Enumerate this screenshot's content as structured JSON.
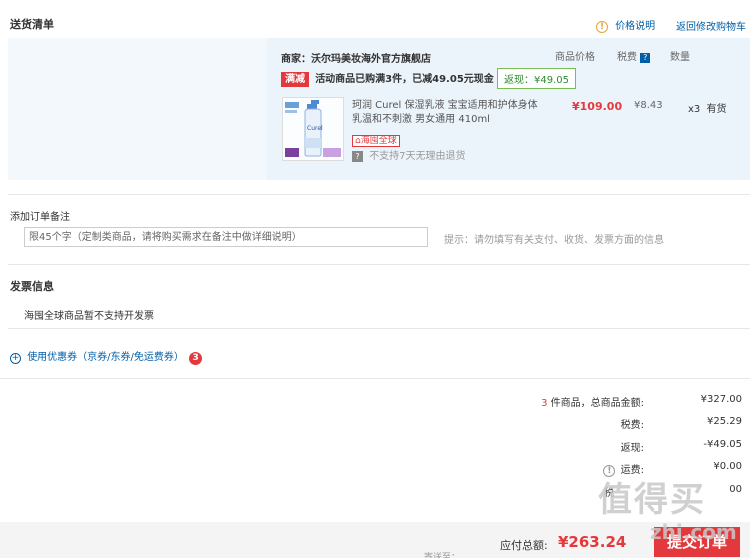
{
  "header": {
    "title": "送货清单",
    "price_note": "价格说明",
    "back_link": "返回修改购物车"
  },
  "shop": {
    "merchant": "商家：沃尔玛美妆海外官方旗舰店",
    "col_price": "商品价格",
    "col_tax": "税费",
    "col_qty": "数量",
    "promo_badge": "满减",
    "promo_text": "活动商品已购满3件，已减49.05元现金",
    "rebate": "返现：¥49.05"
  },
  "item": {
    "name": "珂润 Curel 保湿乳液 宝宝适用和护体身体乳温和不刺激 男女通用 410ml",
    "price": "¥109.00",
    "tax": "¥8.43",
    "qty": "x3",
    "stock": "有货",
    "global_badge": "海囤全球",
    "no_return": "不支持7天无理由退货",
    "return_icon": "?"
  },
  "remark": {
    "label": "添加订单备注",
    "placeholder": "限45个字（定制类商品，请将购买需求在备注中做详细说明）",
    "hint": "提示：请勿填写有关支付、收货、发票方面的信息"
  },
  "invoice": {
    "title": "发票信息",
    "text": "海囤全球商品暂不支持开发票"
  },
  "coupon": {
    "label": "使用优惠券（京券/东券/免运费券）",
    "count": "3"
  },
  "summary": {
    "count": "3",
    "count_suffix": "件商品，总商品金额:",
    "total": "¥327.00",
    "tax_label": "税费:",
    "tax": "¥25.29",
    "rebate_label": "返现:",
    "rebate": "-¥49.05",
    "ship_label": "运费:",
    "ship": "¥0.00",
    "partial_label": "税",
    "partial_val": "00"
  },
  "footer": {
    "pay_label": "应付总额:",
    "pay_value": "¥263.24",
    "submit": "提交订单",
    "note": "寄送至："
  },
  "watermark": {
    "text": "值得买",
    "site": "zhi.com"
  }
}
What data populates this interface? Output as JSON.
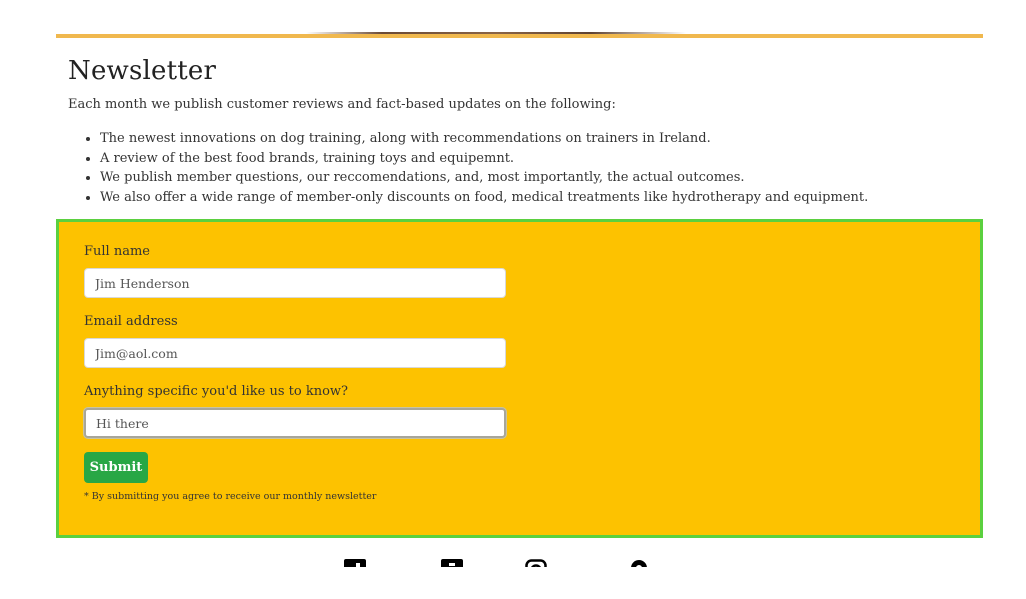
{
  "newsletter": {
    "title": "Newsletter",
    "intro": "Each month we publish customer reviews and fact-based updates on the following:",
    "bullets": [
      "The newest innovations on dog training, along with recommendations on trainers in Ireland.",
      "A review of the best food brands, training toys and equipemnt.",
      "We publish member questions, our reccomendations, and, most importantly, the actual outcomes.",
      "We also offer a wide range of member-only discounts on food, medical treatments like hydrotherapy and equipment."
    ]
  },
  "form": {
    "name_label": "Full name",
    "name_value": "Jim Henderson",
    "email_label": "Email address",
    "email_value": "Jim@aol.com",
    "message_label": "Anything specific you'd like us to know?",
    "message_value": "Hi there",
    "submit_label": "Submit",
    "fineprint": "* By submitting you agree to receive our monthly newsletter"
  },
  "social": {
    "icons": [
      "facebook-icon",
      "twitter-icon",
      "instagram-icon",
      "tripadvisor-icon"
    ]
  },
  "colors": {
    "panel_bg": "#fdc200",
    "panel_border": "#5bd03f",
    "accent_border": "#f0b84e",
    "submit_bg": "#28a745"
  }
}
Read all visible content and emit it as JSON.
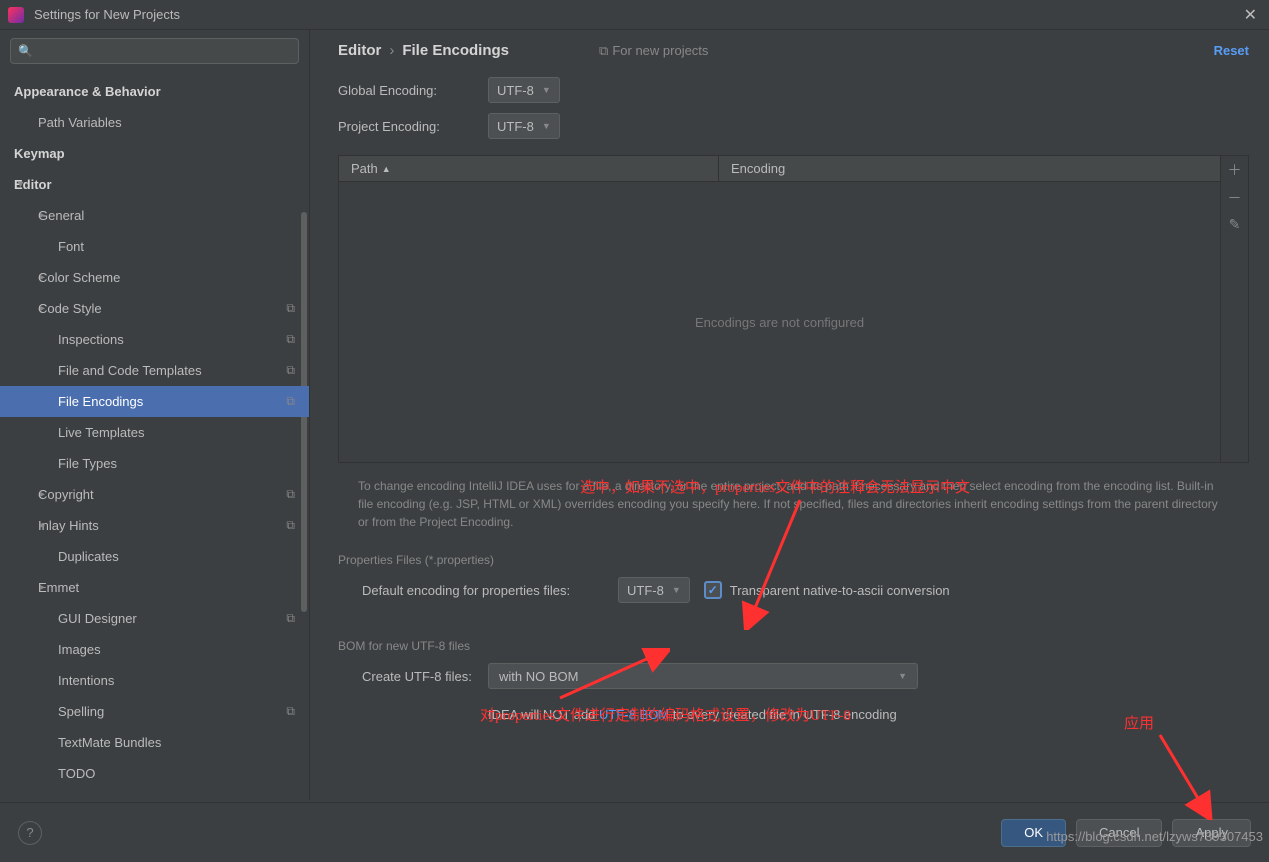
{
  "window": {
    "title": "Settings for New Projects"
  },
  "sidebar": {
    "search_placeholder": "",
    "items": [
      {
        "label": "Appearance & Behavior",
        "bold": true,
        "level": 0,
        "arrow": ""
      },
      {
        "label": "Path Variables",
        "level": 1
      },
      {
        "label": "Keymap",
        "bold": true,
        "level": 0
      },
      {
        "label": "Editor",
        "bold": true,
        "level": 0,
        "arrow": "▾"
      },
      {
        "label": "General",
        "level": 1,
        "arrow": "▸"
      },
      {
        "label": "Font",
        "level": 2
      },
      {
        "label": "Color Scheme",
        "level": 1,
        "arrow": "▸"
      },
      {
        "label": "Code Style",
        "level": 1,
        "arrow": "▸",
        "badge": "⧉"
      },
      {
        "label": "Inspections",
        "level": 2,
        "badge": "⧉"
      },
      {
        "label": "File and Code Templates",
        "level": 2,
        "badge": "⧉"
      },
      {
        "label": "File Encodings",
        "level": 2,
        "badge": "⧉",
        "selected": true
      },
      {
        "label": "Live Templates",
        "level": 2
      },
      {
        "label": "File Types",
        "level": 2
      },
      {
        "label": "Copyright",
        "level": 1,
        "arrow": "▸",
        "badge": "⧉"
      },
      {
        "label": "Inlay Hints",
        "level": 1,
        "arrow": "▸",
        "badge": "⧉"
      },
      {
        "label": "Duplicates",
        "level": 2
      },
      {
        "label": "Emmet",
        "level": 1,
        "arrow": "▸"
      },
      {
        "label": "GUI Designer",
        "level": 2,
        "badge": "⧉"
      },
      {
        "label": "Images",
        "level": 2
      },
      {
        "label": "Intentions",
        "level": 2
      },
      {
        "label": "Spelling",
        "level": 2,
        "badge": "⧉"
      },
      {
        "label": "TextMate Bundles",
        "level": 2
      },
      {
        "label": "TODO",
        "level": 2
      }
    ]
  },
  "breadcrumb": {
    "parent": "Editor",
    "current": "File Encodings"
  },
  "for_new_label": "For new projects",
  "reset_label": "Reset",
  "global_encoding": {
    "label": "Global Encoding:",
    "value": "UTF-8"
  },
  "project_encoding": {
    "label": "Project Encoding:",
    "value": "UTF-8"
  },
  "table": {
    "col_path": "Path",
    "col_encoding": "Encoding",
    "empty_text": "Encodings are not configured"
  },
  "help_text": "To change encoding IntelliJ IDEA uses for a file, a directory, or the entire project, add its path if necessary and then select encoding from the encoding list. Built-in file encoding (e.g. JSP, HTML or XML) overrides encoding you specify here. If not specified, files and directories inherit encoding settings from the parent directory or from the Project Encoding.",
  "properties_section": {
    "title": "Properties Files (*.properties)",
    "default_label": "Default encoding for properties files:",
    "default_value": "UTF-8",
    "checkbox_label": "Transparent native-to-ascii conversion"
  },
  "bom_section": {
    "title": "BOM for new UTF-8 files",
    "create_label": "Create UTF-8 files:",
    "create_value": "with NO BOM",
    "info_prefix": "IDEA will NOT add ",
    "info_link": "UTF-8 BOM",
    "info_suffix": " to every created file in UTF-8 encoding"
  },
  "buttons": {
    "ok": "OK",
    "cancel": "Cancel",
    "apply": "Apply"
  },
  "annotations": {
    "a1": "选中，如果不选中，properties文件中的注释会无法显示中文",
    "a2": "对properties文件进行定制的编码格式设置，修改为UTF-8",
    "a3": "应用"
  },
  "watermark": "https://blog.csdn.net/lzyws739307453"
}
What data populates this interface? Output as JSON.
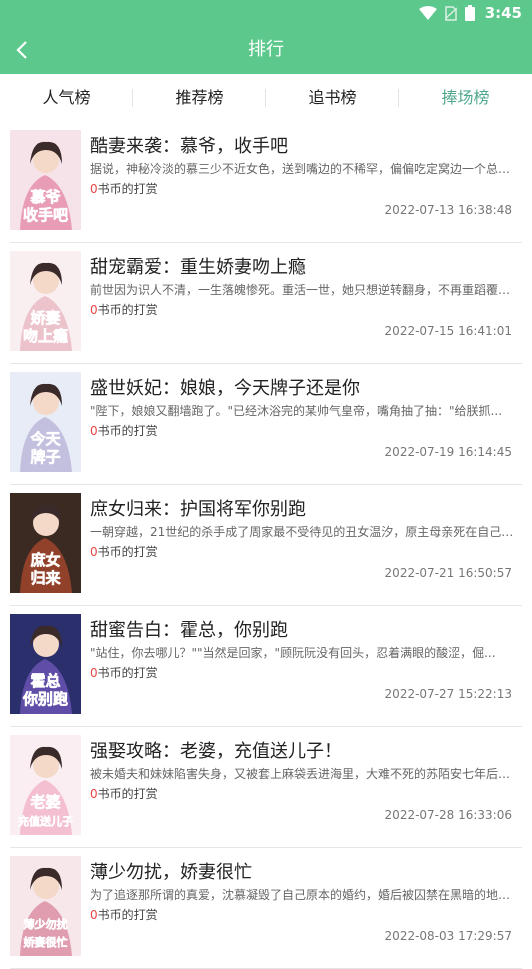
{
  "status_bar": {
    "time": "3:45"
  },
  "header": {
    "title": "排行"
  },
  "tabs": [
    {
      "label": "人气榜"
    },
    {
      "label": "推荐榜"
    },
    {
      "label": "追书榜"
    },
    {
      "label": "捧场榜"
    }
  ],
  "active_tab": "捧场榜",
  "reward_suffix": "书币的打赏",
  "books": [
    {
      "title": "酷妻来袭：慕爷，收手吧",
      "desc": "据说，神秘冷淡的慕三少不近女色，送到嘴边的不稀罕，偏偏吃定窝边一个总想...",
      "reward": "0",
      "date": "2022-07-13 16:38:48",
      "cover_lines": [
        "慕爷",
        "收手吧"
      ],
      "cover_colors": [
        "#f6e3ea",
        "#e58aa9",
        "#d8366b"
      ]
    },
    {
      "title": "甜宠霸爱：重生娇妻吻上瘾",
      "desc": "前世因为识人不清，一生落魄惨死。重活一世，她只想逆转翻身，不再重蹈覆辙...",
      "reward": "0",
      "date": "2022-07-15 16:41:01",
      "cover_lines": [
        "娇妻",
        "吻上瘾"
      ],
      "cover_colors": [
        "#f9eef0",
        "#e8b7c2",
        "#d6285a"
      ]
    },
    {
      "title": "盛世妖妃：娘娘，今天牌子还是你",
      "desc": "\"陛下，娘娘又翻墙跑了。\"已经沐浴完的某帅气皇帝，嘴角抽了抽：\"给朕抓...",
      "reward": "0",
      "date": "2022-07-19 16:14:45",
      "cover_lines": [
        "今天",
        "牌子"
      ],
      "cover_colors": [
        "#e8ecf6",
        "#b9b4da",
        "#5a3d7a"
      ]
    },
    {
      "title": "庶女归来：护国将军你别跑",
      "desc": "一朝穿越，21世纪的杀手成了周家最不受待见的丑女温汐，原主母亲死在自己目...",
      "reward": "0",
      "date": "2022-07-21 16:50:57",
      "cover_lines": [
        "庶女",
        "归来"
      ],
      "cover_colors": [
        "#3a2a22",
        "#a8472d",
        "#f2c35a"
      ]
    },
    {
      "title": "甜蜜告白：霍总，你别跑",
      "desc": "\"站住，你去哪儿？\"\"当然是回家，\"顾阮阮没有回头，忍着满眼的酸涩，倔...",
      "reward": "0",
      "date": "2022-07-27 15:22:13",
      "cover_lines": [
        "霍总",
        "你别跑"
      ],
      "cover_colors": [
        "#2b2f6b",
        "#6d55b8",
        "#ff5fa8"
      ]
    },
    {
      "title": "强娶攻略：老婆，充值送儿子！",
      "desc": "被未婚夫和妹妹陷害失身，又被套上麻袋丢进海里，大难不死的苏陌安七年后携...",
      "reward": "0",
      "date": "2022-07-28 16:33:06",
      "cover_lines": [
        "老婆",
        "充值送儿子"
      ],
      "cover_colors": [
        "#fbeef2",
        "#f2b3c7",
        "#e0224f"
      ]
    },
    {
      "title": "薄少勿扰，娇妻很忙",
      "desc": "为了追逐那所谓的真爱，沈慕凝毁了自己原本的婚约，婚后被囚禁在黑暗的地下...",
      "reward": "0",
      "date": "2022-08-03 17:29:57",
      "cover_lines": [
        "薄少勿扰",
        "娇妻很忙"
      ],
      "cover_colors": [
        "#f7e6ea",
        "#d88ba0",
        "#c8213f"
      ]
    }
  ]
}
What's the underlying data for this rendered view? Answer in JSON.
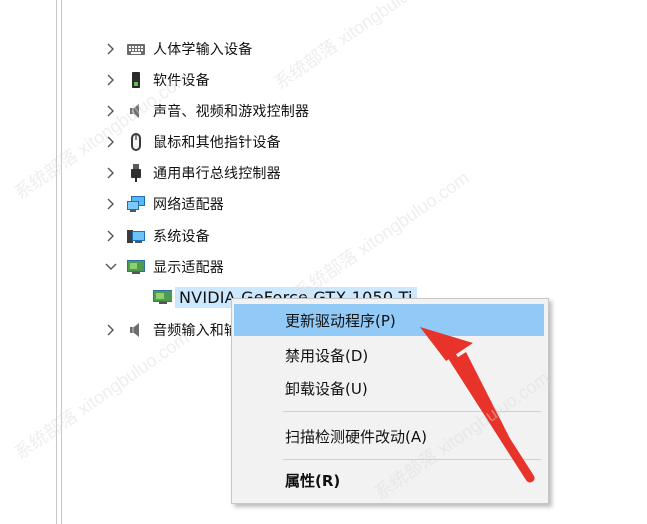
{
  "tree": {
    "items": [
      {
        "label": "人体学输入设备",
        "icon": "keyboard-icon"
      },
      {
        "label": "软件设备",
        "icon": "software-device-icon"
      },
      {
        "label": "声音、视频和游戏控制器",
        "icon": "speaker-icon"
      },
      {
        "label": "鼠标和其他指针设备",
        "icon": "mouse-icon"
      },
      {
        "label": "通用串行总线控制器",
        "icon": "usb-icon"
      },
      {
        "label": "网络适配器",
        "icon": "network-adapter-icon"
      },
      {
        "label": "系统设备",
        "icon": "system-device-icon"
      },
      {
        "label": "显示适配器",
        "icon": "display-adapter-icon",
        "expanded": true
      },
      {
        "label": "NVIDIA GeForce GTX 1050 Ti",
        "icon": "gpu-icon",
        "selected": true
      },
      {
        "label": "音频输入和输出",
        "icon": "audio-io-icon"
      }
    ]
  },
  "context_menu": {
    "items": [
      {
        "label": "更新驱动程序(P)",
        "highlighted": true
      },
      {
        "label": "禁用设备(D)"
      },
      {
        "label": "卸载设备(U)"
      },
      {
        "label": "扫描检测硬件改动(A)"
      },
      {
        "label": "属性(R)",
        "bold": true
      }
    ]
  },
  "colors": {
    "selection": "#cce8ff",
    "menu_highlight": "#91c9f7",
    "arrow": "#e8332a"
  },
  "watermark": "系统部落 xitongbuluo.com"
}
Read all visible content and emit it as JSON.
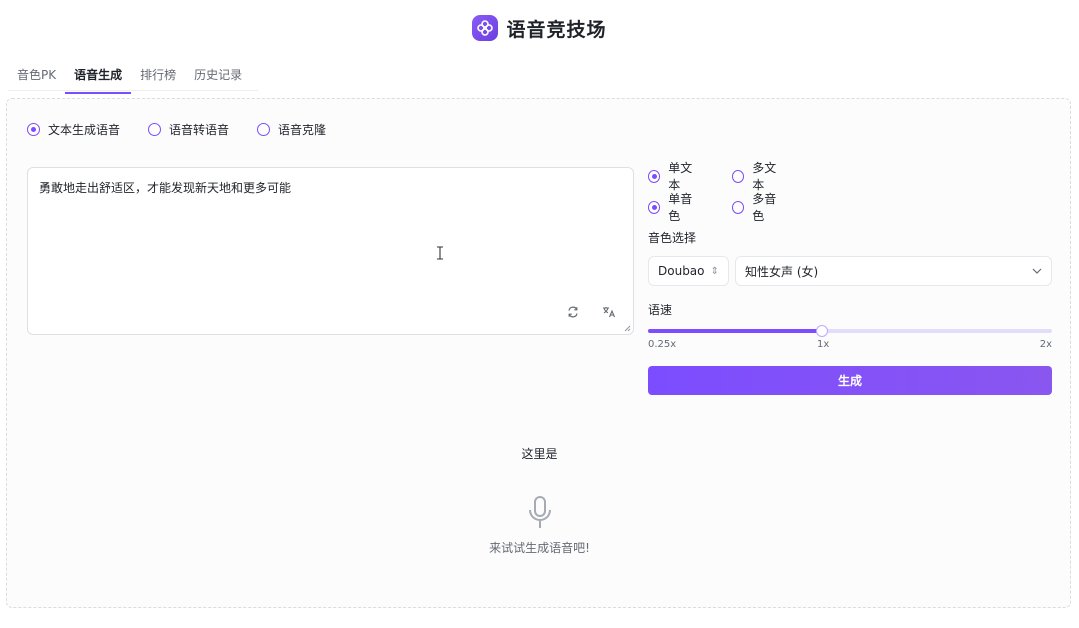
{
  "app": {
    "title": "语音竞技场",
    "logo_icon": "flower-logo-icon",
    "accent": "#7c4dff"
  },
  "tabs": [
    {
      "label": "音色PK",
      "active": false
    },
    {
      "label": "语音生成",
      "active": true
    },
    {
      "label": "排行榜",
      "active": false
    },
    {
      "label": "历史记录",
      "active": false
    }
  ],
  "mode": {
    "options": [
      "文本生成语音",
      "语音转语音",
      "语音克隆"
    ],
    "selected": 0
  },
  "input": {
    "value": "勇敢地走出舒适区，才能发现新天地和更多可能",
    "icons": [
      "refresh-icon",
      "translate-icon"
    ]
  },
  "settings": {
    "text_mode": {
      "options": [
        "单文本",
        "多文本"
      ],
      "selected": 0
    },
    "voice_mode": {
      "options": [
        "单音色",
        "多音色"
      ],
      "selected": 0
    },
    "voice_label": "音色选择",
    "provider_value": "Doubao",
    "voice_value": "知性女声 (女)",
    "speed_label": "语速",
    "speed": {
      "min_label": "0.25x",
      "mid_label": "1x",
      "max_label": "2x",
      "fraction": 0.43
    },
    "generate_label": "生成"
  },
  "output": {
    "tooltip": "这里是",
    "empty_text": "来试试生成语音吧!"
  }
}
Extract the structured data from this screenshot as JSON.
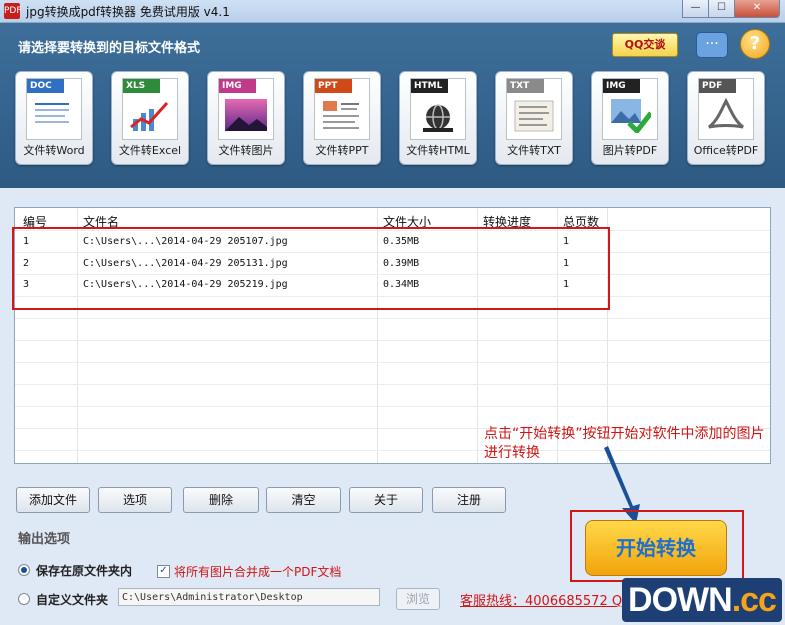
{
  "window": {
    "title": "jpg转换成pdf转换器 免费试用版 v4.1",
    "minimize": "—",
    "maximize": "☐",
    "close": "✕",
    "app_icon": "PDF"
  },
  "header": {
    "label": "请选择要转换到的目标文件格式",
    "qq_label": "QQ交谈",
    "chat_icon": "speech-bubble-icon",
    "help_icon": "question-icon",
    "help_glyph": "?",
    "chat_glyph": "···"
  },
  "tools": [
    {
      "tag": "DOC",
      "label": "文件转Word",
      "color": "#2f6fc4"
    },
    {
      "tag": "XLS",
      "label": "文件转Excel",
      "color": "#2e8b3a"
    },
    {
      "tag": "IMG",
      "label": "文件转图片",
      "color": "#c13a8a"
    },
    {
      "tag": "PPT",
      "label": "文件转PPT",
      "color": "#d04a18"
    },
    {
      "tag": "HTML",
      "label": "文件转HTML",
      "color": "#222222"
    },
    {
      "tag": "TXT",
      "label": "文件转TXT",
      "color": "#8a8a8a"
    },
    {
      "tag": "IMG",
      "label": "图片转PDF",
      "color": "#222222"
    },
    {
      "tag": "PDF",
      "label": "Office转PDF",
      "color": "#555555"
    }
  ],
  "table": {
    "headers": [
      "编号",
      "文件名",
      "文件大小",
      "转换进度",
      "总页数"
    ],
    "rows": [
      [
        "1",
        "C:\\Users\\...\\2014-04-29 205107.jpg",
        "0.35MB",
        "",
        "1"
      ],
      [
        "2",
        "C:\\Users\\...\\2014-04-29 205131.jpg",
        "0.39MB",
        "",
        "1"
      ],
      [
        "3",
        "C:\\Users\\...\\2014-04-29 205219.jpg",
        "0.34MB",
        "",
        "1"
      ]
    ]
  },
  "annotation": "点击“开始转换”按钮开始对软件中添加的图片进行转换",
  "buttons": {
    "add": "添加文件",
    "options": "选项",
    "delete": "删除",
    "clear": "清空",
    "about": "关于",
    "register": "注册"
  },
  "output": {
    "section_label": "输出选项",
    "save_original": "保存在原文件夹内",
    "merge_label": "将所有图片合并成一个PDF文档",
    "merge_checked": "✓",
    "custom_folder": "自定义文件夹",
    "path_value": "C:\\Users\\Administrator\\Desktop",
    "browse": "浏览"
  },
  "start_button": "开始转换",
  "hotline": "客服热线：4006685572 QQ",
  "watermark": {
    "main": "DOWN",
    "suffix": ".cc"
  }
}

====

__Stated task__
Find all the lines containing "data" in the material, then copy them.

__Result for this exercise__
What data populates this interface? Output as JSON.
What data populates this interface? Output as JSON.
What's the underlying data for this rendered view? Answer in JSON.
Extract the structured data from this screenshot as JSON.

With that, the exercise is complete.